*Work to complete*
In the data below, locate each line with the word "content" and list it.

(Rows from a dataset)
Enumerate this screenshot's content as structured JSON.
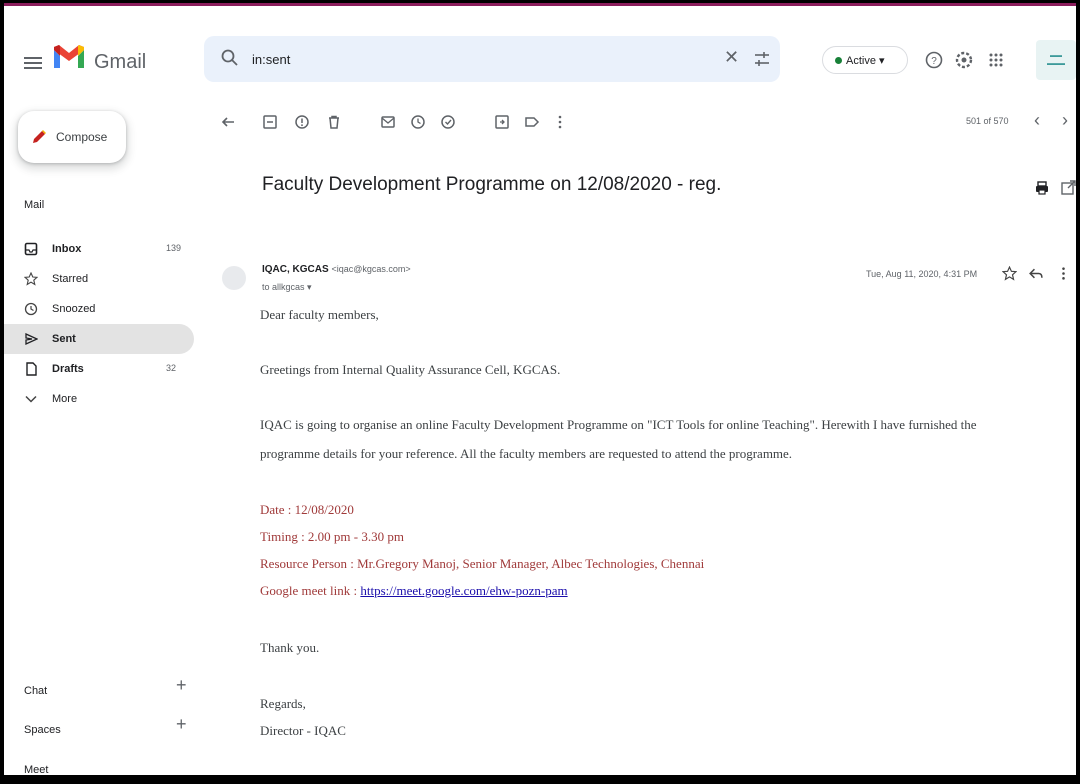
{
  "app": {
    "name": "Gmail",
    "search_value": "in:sent",
    "status": "Active",
    "colors": {
      "accent": "#8b1d5c",
      "active_green": "#188038",
      "link": "#1a0dab",
      "details_red": "#a03a3a"
    }
  },
  "sidebar": {
    "compose_label": "Compose",
    "mail_heading": "Mail",
    "items": [
      {
        "label": "Inbox",
        "icon": "inbox-icon",
        "count": "139",
        "active": false
      },
      {
        "label": "Starred",
        "icon": "star-icon",
        "count": "",
        "active": false
      },
      {
        "label": "Snoozed",
        "icon": "clock-icon",
        "count": "",
        "active": false
      },
      {
        "label": "Sent",
        "icon": "send-icon",
        "count": "",
        "active": true
      },
      {
        "label": "Drafts",
        "icon": "draft-icon",
        "count": "32",
        "active": false
      },
      {
        "label": "More",
        "icon": "chevron-down-icon",
        "count": "",
        "active": false
      }
    ],
    "chat_heading": "Chat",
    "spaces_heading": "Spaces",
    "meet_heading": "Meet"
  },
  "toolbar": {
    "pager": "501 of 570"
  },
  "message": {
    "subject": "Faculty Development Programme on 12/08/2020 - reg.",
    "sender_name": "IQAC, KGCAS",
    "sender_email": "<iqac@kgcas.com>",
    "recipient": "to allkgcas ▾",
    "date": "Tue, Aug 11, 2020, 4:31 PM",
    "greeting": "Dear faculty members,",
    "intro": "Greetings from Internal Quality Assurance Cell, KGCAS.",
    "para1": "IQAC is going to organise an online Faculty Development Programme on \"ICT Tools for online Teaching\". Herewith I have furnished the",
    "para2": "programme details for your reference. All the faculty members are requested to attend the programme.",
    "date_line": "Date : 12/08/2020",
    "timing_line": "Timing : 2.00 pm - 3.30 pm",
    "resource_line": "Resource Person : Mr.Gregory Manoj, Senior Manager, Albec Technologies, Chennai",
    "meet_label": "Google meet link : ",
    "meet_link": "https://meet.google.com/ehw-pozn-pam",
    "thanks": "Thank you.",
    "regards": "Regards,",
    "signature": "Director - IQAC"
  }
}
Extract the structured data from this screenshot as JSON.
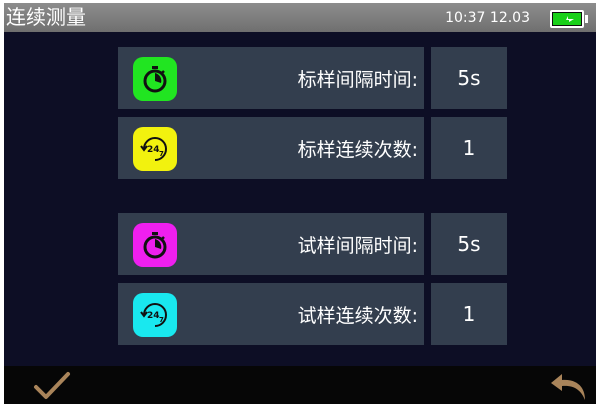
{
  "header": {
    "title": "连续测量",
    "time": "10:37",
    "date": "12.03",
    "battery_icon": "battery-charging-icon",
    "battery_color": "#19d019"
  },
  "settings": {
    "standard": {
      "interval": {
        "label": "标样间隔时间:",
        "value": "5s",
        "icon": "stopwatch-icon",
        "icon_color": "#21e521"
      },
      "count": {
        "label": "标样连续次数:",
        "value": "1",
        "icon": "24-7-cycle-icon",
        "icon_color": "#f2f20e"
      }
    },
    "sample": {
      "interval": {
        "label": "试样间隔时间:",
        "value": "5s",
        "icon": "stopwatch-icon",
        "icon_color": "#ef1fef"
      },
      "count": {
        "label": "试样连续次数:",
        "value": "1",
        "icon": "24-7-cycle-icon",
        "icon_color": "#19e8ef"
      }
    }
  },
  "footer": {
    "confirm_icon": "checkmark-icon",
    "back_icon": "return-arrow-icon",
    "icon_color": "#a9845a"
  }
}
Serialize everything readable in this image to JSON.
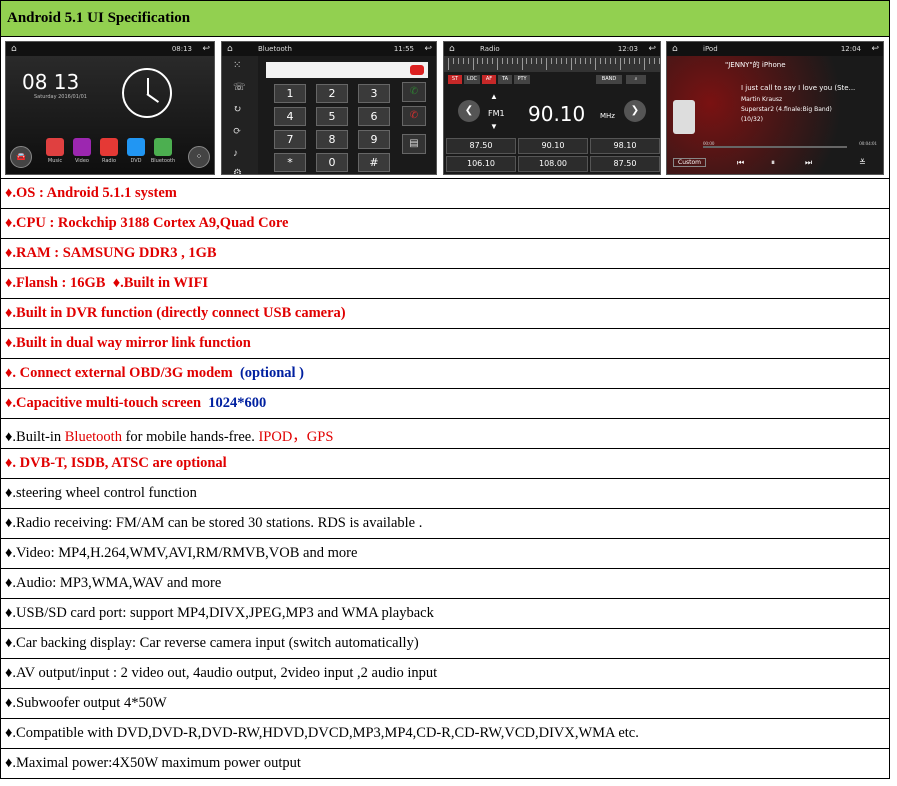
{
  "header": {
    "title": "Android 5.1 UI Specification"
  },
  "screens": {
    "home": {
      "time_status": "08:13",
      "clock": "08 13",
      "date": "Saturday 2016/01/01",
      "apps": [
        "Music",
        "Video",
        "Radio",
        "DVD",
        "Bluetooth"
      ],
      "app_colors": [
        "#e04040",
        "#9c27b0",
        "#e53935",
        "#2196f3",
        "#4caf50"
      ]
    },
    "bluetooth": {
      "title": "Bluetooth",
      "time": "11:55",
      "keys": [
        "1",
        "2",
        "3",
        "4",
        "5",
        "6",
        "7",
        "8",
        "9",
        "*",
        "0",
        "#"
      ],
      "key_subs": [
        "",
        "ABC",
        "DEF",
        "GHI",
        "JKL",
        "MNO",
        "PQRS",
        "TUV",
        "WXYZ",
        "",
        "+",
        ""
      ]
    },
    "radio": {
      "title": "Radio",
      "time": "12:03",
      "buttons": [
        "ST",
        "LOC",
        "AF",
        "TA",
        "PTY"
      ],
      "band": "BAND",
      "band_label": "FM1",
      "frequency": "90.10",
      "unit": "MHz",
      "presets": [
        "87.50",
        "90.10",
        "98.10",
        "106.10",
        "108.00",
        "87.50"
      ],
      "preset_tags": [
        "P1",
        "P2",
        "P3",
        "P4",
        "P5",
        "P6"
      ]
    },
    "ipod": {
      "title": "iPod",
      "time": "12:04",
      "device": "\"JENNY\"的 iPhone",
      "song": "I just call to say I love you (Ste...",
      "artist": "Martin Krausz",
      "album": "Superstar2 (4.finale:Big Band)",
      "track": "(10/32)",
      "elapsed": "00:00",
      "total": "00:04:01",
      "custom": "Custom"
    }
  },
  "specs": [
    {
      "segments": [
        {
          "text": "♦.OS : Android 5.1.1 system",
          "color": "red"
        }
      ]
    },
    {
      "segments": [
        {
          "text": "♦.CPU : Rockchip 3188 Cortex A9,Quad Core",
          "color": "red"
        }
      ]
    },
    {
      "segments": [
        {
          "text": "♦.RAM : SAMSUNG DDR3 , 1GB",
          "color": "red"
        }
      ]
    },
    {
      "segments": [
        {
          "text": "♦.Flansh : 16GB  ♦.Built in WIFI",
          "color": "red"
        }
      ]
    },
    {
      "segments": [
        {
          "text": "♦.Built in DVR function (directly connect USB camera)",
          "color": "red"
        }
      ]
    },
    {
      "segments": [
        {
          "text": "♦.Built in dual way mirror link function",
          "color": "red"
        }
      ]
    },
    {
      "segments": [
        {
          "text": "♦. Connect external OBD/3G modem  ",
          "color": "red"
        },
        {
          "text": "(optional )",
          "color": "blue"
        }
      ]
    },
    {
      "segments": [
        {
          "text": "♦.Capacitive multi-touch screen  ",
          "color": "red"
        },
        {
          "text": "1024*600",
          "color": "blue"
        }
      ]
    },
    {
      "segments": [
        {
          "text": "♦.Built-in ",
          "color": "black"
        },
        {
          "text": "Bluetooth",
          "color": "red-normal"
        },
        {
          "text": " for mobile hands-free. ",
          "color": "black"
        },
        {
          "text": "IPOD，GPS",
          "color": "red-normal"
        }
      ]
    },
    {
      "segments": [
        {
          "text": "♦. DVB-T, ISDB, ATSC are optional",
          "color": "red"
        }
      ]
    },
    {
      "segments": [
        {
          "text": "♦.steering wheel control function",
          "color": "black"
        }
      ]
    },
    {
      "segments": [
        {
          "text": "♦.Radio receiving: FM/AM can be stored 30 stations. RDS is available .",
          "color": "black"
        }
      ]
    },
    {
      "segments": [
        {
          "text": "♦.Video: MP4,H.264,WMV,AVI,RM/RMVB,VOB and more",
          "color": "black"
        }
      ]
    },
    {
      "segments": [
        {
          "text": "♦.Audio: MP3,WMA,WAV and more",
          "color": "black"
        }
      ]
    },
    {
      "segments": [
        {
          "text": "♦.USB/SD card port: support MP4,DIVX,JPEG,MP3 and WMA playback",
          "color": "black"
        }
      ]
    },
    {
      "segments": [
        {
          "text": "♦.Car backing display: Car reverse camera input (switch automatically)",
          "color": "black"
        }
      ]
    },
    {
      "segments": [
        {
          "text": "♦.AV output/input : 2 video out, 4audio output, 2video input ,2 audio input",
          "color": "black"
        }
      ]
    },
    {
      "segments": [
        {
          "text": "♦.Subwoofer output 4*50W",
          "color": "black"
        }
      ]
    },
    {
      "segments": [
        {
          "text": "♦.Compatible with DVD,DVD-R,DVD-RW,HDVD,DVCD,MP3,MP4,CD-R,CD-RW,VCD,DIVX,WMA etc.",
          "color": "black"
        }
      ]
    },
    {
      "segments": [
        {
          "text": "♦.Maximal power:4X50W maximum power output",
          "color": "black"
        }
      ]
    }
  ]
}
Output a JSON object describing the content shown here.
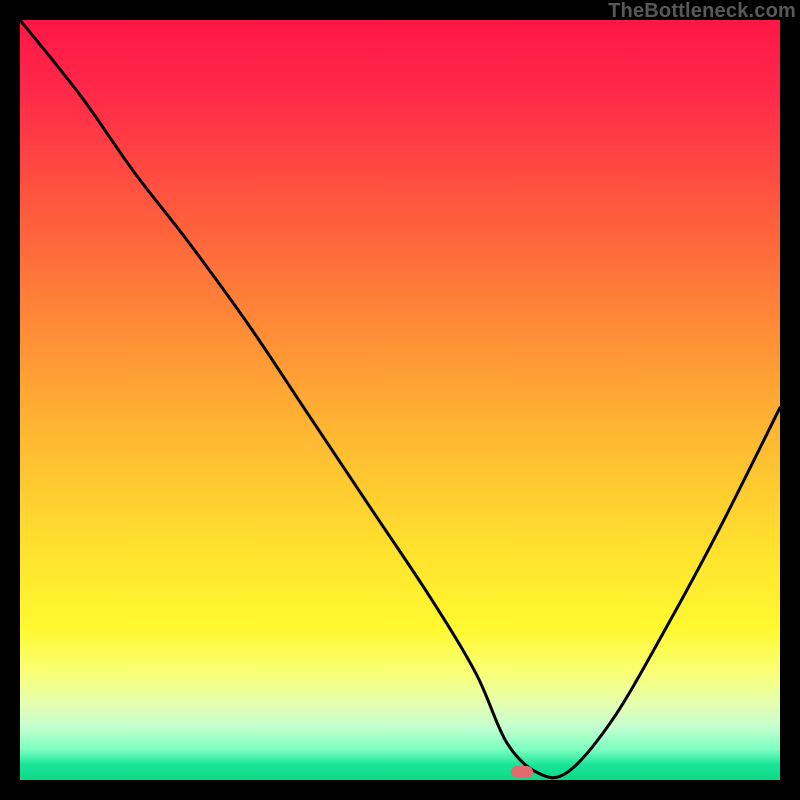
{
  "watermark": "TheBottleneck.com",
  "marker": {
    "x_pct": 66,
    "y_pct": 99
  },
  "chart_data": {
    "type": "line",
    "title": "",
    "xlabel": "",
    "ylabel": "",
    "xlim": [
      0,
      100
    ],
    "ylim": [
      0,
      100
    ],
    "grid": false,
    "series": [
      {
        "name": "bottleneck-curve",
        "x": [
          0,
          8,
          15,
          22,
          30,
          38,
          46,
          54,
          60,
          64,
          68,
          72,
          78,
          85,
          92,
          100
        ],
        "values": [
          100,
          90,
          80,
          71,
          60,
          48,
          36,
          24,
          14,
          5,
          1,
          1,
          8,
          20,
          33,
          49
        ]
      }
    ],
    "annotations": [
      {
        "type": "marker",
        "x": 66,
        "y": 1,
        "shape": "pill",
        "color": "#e56a6e"
      }
    ],
    "background_gradient": {
      "direction": "vertical",
      "stops": [
        {
          "pos": 0.0,
          "color": "#ff1746"
        },
        {
          "pos": 0.5,
          "color": "#ffb030"
        },
        {
          "pos": 0.8,
          "color": "#fff92f"
        },
        {
          "pos": 1.0,
          "color": "#0fd888"
        }
      ]
    }
  }
}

*Complete answer*
Enumerate this screenshot's content as structured JSON.
Output a JSON object describing the content shown here.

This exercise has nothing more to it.